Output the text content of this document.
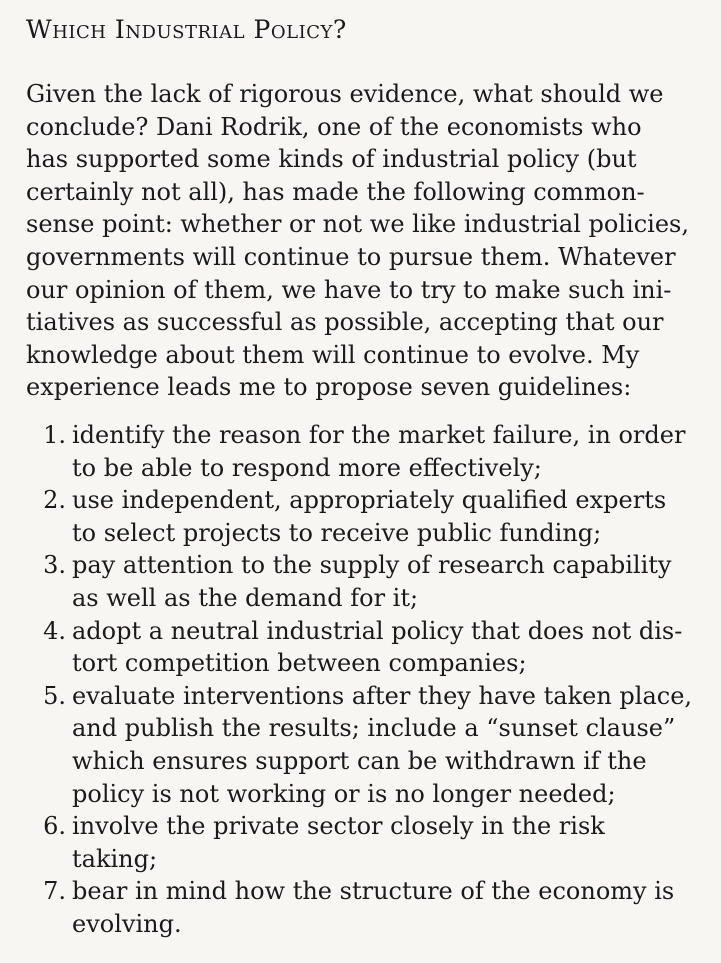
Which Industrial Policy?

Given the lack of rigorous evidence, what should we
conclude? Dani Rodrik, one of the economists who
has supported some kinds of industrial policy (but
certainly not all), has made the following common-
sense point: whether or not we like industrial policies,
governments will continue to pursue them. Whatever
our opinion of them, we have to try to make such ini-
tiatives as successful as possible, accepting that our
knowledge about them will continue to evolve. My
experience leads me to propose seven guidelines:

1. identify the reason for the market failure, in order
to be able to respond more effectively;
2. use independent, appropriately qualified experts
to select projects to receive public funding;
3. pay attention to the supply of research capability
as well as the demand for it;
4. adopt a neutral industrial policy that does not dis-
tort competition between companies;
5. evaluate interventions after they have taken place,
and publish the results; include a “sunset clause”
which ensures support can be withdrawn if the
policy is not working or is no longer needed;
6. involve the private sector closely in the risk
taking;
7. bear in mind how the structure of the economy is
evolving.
******************************
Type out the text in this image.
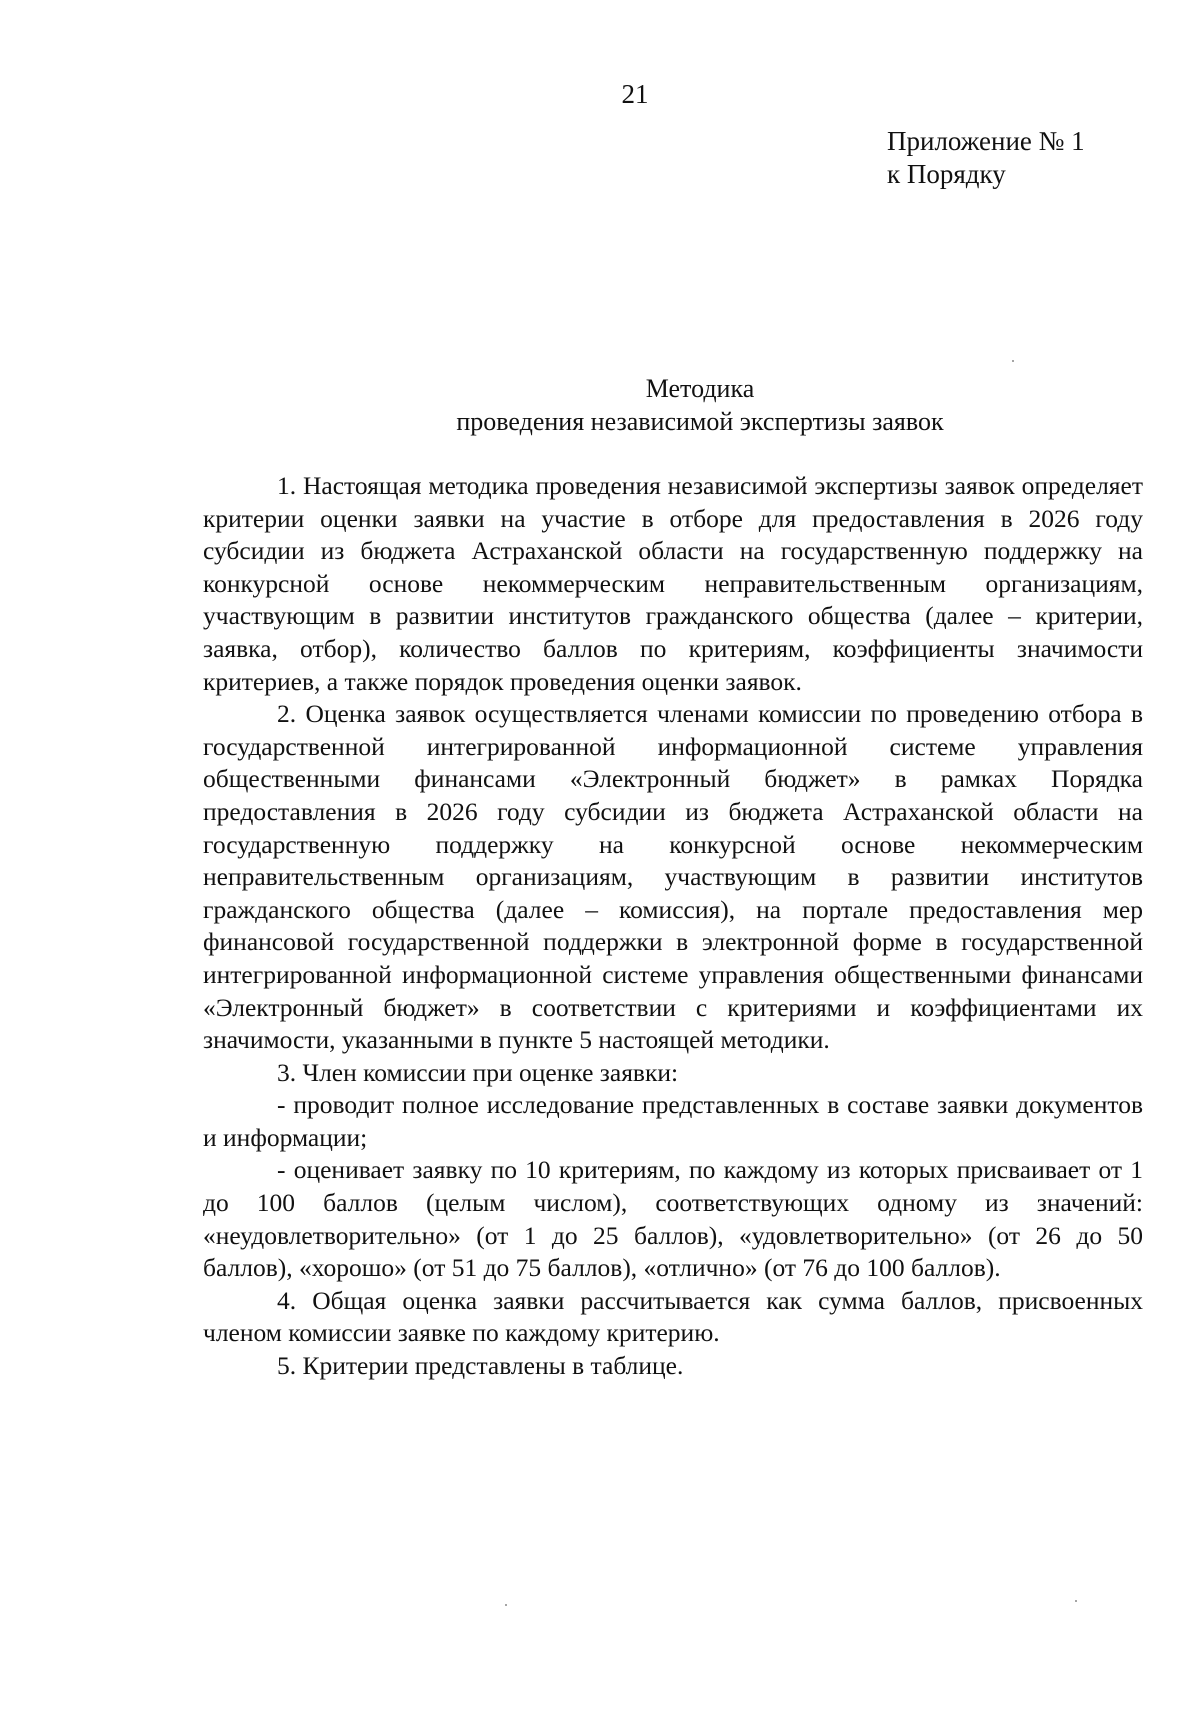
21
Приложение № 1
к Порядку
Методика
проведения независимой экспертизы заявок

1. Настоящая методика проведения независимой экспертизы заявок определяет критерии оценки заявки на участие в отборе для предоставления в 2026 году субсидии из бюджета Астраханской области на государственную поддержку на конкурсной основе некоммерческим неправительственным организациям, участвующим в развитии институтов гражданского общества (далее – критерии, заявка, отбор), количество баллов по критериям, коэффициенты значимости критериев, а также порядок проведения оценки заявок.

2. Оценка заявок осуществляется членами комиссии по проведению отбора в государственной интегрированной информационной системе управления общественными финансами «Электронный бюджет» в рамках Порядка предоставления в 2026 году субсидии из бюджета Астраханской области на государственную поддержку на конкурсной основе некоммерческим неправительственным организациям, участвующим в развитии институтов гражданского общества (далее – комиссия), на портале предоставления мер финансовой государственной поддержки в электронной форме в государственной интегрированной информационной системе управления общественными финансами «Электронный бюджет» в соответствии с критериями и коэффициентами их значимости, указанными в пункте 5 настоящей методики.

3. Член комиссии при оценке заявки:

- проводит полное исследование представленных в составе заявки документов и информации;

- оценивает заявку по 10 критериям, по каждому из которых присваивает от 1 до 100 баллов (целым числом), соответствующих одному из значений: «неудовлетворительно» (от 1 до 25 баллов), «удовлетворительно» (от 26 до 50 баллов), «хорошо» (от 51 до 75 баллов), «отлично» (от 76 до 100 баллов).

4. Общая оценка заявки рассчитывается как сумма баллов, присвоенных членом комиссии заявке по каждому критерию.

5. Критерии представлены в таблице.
******************************
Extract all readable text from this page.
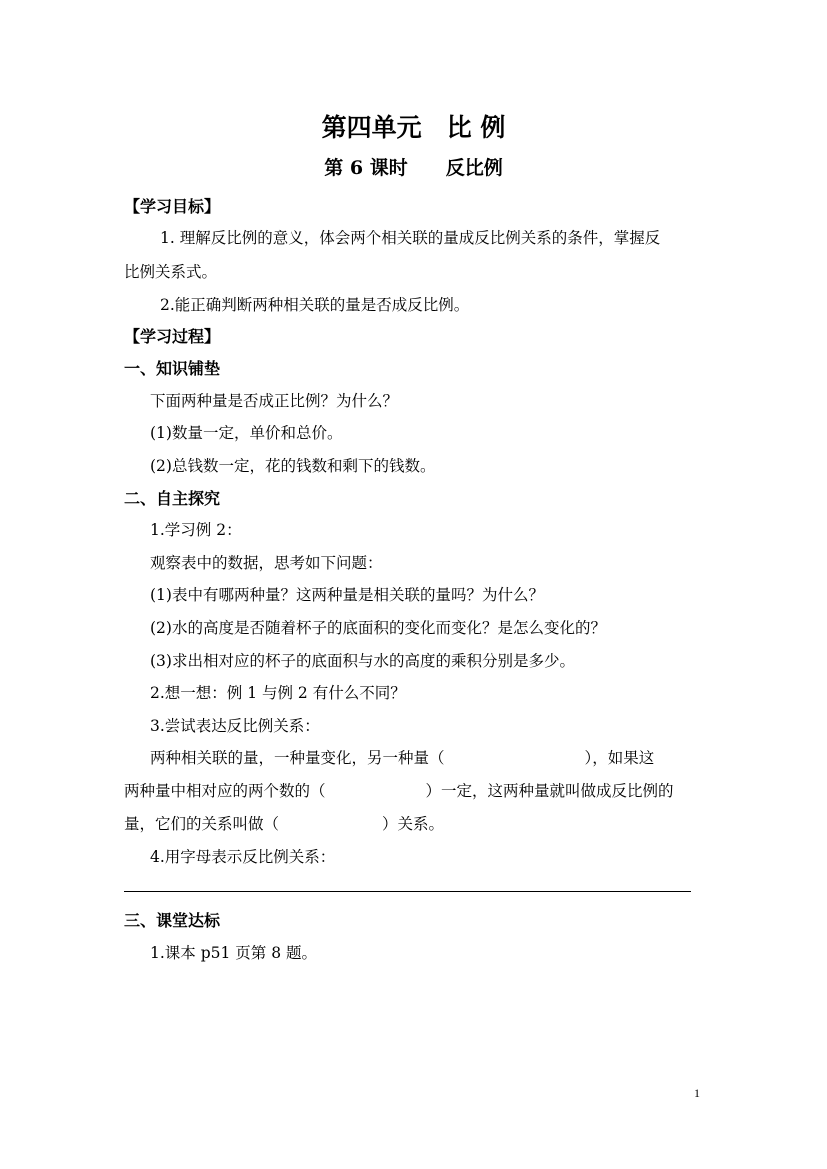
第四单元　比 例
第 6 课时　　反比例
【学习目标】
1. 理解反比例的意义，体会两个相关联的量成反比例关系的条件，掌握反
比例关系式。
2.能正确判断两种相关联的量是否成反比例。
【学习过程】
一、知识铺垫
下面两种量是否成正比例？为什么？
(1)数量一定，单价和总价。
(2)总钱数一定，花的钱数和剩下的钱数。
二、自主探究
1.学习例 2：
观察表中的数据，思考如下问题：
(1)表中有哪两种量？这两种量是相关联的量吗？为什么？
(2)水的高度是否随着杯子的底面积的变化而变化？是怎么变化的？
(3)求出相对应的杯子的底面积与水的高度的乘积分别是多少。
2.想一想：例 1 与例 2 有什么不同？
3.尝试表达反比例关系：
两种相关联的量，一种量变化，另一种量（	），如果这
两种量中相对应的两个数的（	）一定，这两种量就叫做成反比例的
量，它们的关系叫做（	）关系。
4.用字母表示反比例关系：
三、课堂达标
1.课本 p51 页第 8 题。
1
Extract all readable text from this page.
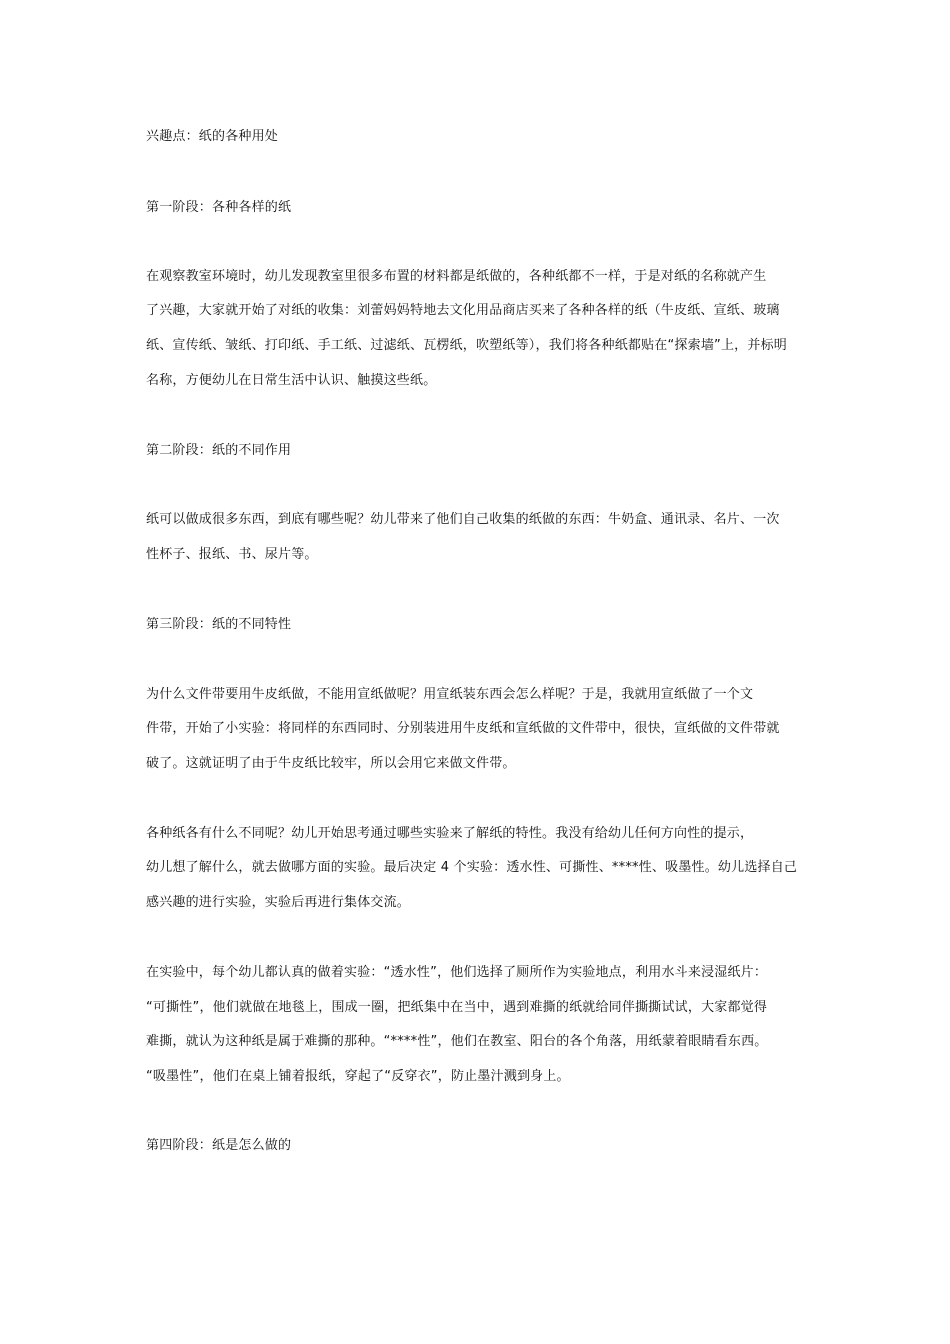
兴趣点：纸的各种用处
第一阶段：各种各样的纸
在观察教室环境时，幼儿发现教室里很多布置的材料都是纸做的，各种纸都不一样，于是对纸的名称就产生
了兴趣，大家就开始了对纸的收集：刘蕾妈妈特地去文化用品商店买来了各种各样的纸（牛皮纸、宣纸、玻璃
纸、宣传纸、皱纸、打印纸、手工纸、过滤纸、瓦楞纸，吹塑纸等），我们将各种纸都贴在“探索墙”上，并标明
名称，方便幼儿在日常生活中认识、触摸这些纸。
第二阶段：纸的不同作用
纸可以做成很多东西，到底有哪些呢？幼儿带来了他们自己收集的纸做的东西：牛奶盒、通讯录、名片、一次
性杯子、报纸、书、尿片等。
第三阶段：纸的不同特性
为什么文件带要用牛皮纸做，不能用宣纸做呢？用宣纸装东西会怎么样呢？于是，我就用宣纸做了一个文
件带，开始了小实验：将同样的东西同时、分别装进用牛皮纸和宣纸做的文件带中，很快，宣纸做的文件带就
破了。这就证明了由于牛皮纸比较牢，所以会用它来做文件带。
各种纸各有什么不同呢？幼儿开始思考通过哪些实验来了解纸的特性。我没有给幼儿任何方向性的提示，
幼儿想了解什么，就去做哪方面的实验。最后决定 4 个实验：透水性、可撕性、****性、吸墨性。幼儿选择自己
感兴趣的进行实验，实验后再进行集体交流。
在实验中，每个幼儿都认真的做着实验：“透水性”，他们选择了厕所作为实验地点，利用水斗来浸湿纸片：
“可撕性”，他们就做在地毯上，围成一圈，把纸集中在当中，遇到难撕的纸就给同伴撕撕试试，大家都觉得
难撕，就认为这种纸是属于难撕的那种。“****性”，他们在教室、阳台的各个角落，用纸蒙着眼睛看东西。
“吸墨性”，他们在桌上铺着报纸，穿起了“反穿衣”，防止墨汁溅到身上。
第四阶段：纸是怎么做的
******************************
> [Exercise] Locate the string "далее" in the listing above and copy every line where it occurs.

> [Solution to the problem]
1. Настоящая методика проведения независимой экспертизы заявок определяет критерии оценки заявки на участие в отборе для предоставления в 2026 году субсидии из бюджета Астраханской области на государственную поддержку на конкурсной основе некоммерческим неправительственным организациям, участвующим в развитии институтов гражданского общества (далее – критерии, заявка, отбор), количество баллов по критериям, коэффициенты значимости критериев, а также порядок проведения оценки заявок.
2. Оценка заявок осуществляется членами комиссии по проведению отбора в государственной интегрированной информационной системе управления общественными финансами «Электронный бюджет» в рамках Порядка предоставления в 2026 году субсидии из бюджета Астраханской области на государственную поддержку на конкурсной основе некоммерческим неправительственным организациям, участвующим в развитии институтов гражданского общества (далее – комиссия), на портале предоставления мер финансовой государственной поддержки в электронной форме в государственной интегрированной информационной системе управления общественными финансами «Электронный бюджет» в соответствии с критериями и коэффициентами их значимости, указанными в пункте 5 настоящей методики.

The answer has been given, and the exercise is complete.